Directions.
Filter the entries below, keeping only lines with the word "Loss".

— start of The records —

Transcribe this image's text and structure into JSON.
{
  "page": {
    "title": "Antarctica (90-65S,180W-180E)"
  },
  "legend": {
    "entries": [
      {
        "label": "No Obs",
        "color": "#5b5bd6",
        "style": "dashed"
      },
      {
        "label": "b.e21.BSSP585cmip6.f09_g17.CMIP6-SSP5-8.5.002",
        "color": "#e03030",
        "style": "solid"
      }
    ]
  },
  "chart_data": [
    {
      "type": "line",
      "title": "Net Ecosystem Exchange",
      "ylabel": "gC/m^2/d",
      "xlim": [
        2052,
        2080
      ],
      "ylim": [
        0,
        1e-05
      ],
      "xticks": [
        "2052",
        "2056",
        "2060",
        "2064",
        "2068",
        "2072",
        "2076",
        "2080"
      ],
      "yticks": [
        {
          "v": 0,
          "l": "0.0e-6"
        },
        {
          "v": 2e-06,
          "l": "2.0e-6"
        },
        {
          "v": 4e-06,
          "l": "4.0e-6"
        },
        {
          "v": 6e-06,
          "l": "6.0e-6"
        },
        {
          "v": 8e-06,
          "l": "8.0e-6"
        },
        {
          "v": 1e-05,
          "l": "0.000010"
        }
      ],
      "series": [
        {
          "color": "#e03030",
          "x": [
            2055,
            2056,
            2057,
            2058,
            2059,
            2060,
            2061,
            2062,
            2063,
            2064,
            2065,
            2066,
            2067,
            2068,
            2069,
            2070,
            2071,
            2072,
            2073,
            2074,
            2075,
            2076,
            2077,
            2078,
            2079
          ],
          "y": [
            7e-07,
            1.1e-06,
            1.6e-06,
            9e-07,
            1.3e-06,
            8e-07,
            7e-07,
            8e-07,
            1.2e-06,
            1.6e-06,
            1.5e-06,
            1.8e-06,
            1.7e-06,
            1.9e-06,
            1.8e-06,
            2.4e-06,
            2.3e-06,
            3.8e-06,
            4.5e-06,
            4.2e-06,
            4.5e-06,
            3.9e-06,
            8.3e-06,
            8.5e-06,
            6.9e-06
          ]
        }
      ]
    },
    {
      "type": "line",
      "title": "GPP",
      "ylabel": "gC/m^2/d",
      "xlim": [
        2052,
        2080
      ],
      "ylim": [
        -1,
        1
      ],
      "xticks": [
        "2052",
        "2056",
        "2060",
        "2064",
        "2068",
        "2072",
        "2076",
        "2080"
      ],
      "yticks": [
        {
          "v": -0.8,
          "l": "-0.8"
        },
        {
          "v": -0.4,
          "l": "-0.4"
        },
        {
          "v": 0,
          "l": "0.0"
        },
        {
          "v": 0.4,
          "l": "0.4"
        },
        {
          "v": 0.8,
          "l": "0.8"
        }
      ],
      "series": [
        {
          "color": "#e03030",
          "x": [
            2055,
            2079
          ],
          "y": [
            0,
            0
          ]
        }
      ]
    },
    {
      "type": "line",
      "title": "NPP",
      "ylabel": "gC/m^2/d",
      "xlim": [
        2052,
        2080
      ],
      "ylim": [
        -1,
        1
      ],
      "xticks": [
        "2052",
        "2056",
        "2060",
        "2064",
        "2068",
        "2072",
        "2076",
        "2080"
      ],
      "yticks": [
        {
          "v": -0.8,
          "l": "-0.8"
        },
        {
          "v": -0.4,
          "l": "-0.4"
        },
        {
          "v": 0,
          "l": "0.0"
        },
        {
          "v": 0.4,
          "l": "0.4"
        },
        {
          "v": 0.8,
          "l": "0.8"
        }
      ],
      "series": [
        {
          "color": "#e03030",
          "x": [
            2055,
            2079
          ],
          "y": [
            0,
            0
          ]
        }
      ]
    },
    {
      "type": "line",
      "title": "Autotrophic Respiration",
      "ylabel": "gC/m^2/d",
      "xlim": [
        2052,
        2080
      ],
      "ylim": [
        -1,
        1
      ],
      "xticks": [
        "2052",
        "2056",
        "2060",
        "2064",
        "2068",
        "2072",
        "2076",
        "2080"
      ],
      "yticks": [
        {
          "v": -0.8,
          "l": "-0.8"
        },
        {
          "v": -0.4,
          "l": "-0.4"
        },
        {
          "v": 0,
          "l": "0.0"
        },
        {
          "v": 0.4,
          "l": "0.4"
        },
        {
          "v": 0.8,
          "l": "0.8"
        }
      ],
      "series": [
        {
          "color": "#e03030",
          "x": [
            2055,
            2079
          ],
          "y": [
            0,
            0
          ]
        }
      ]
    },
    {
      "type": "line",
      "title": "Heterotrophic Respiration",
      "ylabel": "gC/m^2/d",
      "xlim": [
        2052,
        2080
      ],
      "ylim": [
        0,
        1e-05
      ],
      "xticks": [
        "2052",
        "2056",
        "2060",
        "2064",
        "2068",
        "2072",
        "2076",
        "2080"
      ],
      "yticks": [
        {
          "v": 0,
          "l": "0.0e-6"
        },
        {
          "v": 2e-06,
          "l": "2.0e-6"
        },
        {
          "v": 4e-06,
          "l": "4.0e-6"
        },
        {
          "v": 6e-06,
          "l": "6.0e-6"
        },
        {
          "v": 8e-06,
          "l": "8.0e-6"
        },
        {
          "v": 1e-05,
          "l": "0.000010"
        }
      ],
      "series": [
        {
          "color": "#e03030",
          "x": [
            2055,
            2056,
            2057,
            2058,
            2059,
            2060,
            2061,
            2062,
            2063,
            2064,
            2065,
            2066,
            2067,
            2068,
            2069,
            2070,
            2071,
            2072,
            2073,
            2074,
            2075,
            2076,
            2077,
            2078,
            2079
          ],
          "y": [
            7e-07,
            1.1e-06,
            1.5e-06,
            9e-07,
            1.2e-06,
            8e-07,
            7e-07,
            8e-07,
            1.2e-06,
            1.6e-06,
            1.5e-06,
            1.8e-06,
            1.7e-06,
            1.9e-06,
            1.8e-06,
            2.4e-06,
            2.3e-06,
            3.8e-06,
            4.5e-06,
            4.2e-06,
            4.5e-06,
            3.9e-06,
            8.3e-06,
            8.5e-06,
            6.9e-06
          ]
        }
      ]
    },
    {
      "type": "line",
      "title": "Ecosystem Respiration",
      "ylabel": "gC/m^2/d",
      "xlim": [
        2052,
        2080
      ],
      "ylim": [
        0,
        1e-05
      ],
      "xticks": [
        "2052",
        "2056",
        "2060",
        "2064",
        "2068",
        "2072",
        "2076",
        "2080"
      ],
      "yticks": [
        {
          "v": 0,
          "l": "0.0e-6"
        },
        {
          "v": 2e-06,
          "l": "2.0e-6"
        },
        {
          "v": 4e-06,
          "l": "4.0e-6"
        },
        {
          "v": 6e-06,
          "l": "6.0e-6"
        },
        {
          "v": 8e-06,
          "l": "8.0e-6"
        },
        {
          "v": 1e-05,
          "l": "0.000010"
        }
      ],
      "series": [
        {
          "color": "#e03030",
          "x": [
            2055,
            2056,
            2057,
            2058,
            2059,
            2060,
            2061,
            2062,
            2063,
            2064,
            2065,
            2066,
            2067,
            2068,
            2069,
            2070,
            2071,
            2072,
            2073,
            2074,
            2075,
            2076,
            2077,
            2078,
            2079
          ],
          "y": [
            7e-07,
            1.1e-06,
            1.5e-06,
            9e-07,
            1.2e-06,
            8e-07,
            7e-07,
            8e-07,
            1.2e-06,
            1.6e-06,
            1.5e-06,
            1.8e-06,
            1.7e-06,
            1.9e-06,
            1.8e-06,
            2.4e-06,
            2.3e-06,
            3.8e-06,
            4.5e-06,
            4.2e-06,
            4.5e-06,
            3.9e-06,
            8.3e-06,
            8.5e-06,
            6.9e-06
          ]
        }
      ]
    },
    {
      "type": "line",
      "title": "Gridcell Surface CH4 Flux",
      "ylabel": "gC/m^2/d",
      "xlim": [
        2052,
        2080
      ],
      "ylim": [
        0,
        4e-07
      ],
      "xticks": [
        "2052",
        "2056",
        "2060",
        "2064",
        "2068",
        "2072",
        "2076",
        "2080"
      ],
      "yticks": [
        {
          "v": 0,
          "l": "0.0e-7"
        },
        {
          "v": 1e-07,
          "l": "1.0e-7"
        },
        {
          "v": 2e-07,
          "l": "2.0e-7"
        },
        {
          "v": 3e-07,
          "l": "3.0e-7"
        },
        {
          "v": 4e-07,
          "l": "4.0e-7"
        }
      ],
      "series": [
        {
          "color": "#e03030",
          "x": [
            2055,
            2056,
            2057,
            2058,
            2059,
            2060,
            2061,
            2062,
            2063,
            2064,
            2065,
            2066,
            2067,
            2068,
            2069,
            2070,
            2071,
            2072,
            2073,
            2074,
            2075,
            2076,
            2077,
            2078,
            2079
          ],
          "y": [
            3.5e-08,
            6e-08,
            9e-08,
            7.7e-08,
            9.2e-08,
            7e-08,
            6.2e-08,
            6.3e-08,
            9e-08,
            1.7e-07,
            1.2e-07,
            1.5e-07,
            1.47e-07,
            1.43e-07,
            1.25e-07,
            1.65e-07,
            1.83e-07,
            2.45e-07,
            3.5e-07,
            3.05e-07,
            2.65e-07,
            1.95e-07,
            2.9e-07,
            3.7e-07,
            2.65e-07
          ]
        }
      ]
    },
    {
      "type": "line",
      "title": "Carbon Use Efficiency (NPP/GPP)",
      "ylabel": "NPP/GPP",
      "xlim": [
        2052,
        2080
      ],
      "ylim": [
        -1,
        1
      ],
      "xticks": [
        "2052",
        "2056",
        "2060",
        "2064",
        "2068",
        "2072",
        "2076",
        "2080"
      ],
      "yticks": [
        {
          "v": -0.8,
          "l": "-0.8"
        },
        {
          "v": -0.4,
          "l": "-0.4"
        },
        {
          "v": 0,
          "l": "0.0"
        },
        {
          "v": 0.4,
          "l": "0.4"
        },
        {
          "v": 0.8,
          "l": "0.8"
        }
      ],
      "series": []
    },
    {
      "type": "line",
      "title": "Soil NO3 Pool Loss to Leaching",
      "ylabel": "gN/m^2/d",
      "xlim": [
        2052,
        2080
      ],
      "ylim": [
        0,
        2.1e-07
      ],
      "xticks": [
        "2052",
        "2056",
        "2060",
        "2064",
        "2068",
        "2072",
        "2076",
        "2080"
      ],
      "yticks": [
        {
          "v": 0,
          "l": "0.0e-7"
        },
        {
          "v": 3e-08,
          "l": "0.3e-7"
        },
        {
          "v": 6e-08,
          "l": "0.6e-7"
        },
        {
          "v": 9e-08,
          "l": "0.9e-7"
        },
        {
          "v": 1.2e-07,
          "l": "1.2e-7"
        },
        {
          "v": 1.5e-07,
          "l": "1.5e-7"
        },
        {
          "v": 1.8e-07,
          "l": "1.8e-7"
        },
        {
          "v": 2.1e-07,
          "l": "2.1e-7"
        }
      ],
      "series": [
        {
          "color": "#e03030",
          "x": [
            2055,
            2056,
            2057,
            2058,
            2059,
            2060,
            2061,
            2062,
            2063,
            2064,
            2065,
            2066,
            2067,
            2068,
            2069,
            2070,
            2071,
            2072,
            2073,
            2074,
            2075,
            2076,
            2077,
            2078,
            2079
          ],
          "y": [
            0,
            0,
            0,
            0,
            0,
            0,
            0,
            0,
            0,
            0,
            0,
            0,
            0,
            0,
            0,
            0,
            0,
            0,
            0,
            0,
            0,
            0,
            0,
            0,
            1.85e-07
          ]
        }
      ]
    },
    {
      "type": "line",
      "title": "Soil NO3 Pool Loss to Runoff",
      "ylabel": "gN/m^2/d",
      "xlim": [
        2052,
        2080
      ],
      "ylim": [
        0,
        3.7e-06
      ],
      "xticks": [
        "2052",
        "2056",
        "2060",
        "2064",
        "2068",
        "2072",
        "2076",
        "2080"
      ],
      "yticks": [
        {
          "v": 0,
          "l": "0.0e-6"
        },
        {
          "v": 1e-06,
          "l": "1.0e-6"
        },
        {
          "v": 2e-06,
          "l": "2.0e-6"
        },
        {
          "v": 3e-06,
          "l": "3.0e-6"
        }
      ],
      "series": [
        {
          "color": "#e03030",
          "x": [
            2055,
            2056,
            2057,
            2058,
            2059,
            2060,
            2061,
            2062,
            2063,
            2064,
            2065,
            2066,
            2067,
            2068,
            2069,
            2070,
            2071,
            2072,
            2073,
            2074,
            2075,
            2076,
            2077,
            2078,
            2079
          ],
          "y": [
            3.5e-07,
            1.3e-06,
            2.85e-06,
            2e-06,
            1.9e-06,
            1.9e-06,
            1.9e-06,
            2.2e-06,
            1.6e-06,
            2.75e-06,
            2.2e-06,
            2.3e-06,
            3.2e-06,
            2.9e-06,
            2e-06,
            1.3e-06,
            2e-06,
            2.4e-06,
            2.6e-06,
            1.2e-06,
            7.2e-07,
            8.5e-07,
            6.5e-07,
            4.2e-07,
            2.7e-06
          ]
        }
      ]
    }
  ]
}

— end of The records —

Written solution.
      "title": "Soil NO3 Pool Loss to Leaching",
      "title": "Soil NO3 Pool Loss to Runoff",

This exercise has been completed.